- Exercise prompt: Reproduce the listing below character for character; drop every image.

- Extracted entries:
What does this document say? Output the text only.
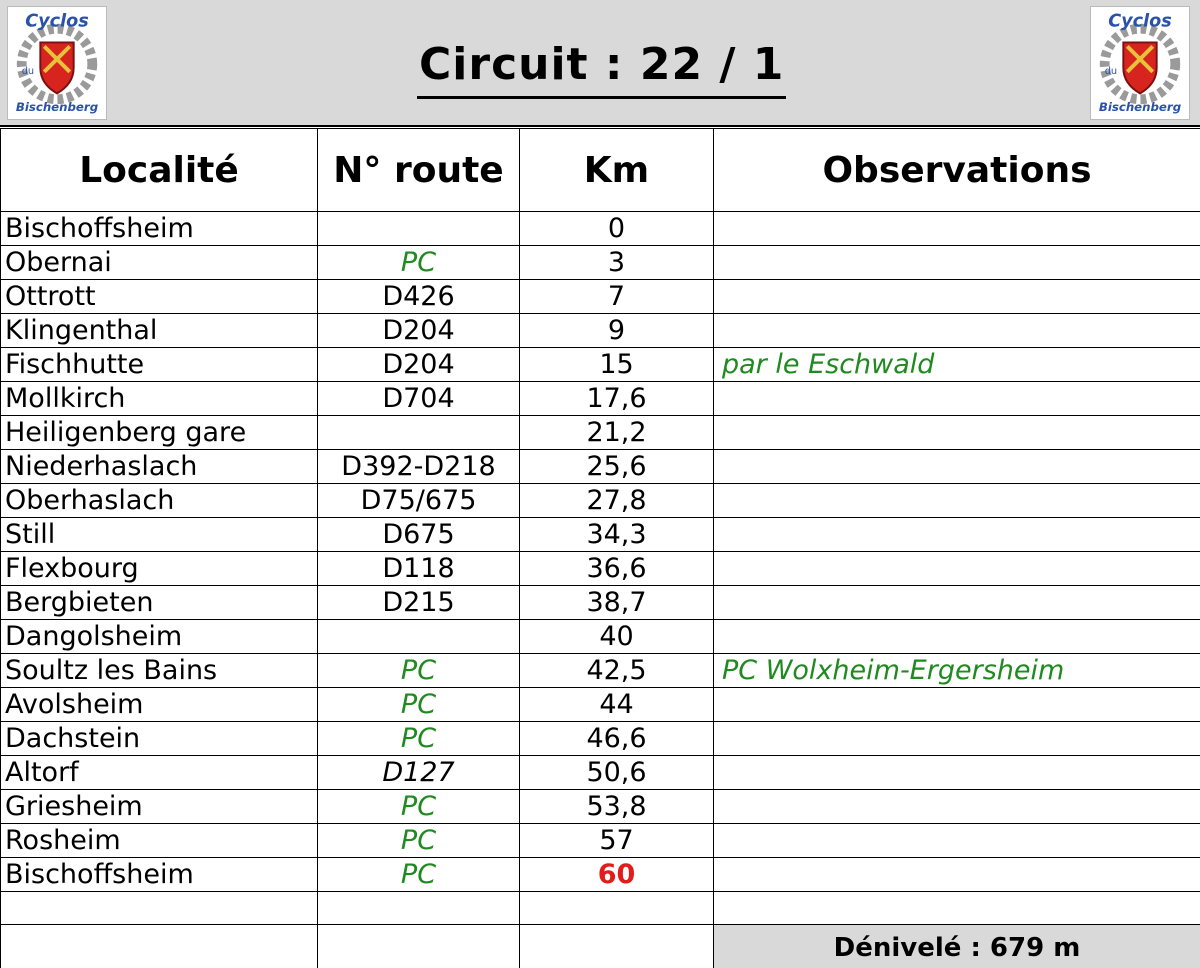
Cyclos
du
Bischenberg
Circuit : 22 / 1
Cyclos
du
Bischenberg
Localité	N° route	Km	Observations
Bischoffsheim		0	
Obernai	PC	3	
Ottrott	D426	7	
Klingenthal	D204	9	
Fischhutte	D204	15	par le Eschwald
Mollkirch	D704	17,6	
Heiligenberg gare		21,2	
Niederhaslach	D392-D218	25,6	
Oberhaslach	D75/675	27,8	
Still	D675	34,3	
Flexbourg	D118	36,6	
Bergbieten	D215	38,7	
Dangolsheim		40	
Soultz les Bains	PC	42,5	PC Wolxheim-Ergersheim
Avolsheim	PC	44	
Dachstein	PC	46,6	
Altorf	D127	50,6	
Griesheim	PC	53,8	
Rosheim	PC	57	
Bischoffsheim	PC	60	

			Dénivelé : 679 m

- Response:
What does this document say? Output the text only.
Cyclos
du
Bischenberg
Circuit : 22 / 1
Cyclos
du
Bischenberg
Localité	N° route	Km	Observations
Bischoffsheim		0	
Obernai	PC	3	
Ottrott	D426	7	
Klingenthal	D204	9	
Fischhutte	D204	15	par le Eschwald
Mollkirch	D704	17,6	
Heiligenberg gare		21,2	
Niederhaslach	D392-D218	25,6	
Oberhaslach	D75/675	27,8	
Still	D675	34,3	
Flexbourg	D118	36,6	
Bergbieten	D215	38,7	
Dangolsheim		40	
Soultz les Bains	PC	42,5	PC Wolxheim-Ergersheim
Avolsheim	PC	44	
Dachstein	PC	46,6	
Altorf	D127	50,6	
Griesheim	PC	53,8	
Rosheim	PC	57	
Bischoffsheim	PC	60	

			Dénivelé : 679 m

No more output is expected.